* Stated exercise: Determine how many lines below hold the string "value". Reply with the number alone.

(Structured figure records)

----------

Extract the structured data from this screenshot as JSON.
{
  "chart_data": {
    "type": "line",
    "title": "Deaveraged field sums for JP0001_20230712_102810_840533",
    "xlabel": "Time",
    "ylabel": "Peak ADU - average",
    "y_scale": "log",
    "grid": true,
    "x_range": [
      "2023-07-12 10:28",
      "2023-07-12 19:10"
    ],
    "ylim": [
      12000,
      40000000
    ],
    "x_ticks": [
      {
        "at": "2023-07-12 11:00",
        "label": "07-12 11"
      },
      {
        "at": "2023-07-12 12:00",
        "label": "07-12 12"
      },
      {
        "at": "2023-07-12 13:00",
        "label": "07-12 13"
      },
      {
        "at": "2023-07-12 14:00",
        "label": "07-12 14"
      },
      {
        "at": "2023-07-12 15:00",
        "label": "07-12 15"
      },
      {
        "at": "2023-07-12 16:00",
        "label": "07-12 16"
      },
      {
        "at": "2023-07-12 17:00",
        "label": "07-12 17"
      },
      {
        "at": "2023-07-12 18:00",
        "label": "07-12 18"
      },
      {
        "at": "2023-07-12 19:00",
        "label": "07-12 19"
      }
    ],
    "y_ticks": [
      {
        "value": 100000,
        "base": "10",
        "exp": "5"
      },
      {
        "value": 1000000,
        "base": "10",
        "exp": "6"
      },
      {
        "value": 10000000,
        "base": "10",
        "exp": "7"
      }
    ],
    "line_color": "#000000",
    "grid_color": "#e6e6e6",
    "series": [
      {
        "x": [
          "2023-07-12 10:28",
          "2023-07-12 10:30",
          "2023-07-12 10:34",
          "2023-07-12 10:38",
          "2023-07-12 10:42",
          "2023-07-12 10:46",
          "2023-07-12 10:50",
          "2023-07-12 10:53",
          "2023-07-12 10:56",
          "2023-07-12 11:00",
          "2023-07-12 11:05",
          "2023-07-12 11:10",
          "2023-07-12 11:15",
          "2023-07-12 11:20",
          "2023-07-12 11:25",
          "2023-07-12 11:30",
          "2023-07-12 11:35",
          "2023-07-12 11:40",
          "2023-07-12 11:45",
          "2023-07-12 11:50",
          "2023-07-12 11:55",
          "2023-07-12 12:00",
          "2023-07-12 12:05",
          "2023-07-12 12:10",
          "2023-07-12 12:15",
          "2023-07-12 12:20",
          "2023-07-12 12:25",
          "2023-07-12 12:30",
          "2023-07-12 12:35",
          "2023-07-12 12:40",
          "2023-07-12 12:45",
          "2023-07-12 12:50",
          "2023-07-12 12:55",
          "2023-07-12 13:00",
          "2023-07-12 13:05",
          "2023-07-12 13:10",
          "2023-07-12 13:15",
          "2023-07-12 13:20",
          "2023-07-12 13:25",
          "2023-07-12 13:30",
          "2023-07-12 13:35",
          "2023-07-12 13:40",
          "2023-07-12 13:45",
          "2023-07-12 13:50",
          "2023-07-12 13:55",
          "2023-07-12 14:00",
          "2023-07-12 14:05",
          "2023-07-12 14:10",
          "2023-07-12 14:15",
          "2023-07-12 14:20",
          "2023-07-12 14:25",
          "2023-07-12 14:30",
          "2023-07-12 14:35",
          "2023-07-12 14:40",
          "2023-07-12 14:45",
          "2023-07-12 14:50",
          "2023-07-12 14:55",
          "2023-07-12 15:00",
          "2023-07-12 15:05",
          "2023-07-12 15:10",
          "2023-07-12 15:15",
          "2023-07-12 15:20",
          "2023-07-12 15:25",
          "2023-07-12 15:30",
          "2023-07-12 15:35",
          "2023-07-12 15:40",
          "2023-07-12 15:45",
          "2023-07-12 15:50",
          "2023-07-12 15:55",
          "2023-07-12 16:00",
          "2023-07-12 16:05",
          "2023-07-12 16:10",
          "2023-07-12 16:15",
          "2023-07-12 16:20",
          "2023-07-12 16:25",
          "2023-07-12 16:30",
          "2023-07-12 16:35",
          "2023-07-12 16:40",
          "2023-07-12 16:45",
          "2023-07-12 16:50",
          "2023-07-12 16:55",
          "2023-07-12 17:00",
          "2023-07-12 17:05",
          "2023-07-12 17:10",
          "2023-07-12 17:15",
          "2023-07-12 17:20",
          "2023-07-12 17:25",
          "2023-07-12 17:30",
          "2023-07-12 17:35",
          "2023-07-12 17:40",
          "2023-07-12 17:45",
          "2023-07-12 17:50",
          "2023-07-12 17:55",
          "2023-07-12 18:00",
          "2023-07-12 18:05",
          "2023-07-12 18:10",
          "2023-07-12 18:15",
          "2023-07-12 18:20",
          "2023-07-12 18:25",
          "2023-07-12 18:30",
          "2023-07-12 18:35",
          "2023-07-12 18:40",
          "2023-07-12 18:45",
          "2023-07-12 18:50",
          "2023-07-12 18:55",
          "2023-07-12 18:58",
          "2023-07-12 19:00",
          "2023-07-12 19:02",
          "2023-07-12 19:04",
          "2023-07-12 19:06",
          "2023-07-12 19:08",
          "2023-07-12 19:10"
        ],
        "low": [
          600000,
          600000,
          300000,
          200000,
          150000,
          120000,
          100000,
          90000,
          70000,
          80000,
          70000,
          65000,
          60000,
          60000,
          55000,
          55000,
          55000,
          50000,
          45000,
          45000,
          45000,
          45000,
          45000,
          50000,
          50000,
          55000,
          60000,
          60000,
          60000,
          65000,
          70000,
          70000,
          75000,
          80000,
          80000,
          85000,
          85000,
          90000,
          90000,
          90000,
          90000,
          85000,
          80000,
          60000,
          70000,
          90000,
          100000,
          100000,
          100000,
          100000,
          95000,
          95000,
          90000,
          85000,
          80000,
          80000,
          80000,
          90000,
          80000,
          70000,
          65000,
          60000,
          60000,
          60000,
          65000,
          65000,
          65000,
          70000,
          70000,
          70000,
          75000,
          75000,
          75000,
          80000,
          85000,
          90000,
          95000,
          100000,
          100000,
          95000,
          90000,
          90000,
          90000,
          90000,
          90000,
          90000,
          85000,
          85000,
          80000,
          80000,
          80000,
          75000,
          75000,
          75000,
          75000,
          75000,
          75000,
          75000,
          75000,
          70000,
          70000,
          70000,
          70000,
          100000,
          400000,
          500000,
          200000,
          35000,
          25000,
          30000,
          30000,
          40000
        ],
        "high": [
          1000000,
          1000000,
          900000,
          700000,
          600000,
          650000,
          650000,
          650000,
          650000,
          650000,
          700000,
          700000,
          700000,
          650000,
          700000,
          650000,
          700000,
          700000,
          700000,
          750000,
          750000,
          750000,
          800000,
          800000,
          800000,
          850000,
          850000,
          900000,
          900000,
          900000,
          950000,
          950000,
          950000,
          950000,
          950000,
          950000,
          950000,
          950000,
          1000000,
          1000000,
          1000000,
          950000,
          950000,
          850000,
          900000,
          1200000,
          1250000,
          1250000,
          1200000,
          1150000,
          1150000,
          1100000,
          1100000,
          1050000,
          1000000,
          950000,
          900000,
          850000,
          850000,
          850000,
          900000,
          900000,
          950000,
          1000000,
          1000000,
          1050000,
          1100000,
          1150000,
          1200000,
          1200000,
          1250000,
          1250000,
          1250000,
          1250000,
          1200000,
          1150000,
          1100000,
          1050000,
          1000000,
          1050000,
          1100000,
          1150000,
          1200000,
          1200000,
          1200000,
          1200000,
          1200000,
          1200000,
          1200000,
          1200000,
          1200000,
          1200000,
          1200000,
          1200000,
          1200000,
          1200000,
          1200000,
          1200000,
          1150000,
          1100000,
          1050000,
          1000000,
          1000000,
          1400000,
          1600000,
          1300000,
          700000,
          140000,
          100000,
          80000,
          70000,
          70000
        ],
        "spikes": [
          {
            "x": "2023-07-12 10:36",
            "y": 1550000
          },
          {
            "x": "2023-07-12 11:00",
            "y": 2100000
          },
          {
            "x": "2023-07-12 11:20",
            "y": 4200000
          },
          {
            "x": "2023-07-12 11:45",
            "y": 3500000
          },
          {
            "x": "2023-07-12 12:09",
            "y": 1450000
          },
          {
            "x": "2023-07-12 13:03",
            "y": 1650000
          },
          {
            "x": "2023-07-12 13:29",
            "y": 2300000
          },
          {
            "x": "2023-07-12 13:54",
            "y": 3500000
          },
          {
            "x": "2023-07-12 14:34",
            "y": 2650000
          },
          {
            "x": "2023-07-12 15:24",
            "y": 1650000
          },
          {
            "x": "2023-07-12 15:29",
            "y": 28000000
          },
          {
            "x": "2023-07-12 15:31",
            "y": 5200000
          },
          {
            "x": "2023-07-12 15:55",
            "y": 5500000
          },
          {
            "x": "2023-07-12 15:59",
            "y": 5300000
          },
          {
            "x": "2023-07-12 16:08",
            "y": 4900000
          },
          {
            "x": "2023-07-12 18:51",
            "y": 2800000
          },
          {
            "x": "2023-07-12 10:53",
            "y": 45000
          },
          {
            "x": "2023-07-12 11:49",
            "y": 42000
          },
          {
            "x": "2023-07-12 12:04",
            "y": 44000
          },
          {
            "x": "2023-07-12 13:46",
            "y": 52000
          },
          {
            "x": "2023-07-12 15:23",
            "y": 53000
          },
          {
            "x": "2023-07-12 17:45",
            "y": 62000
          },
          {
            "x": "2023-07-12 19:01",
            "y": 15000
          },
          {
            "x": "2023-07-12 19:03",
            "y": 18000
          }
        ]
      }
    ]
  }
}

----------

* Task response: 3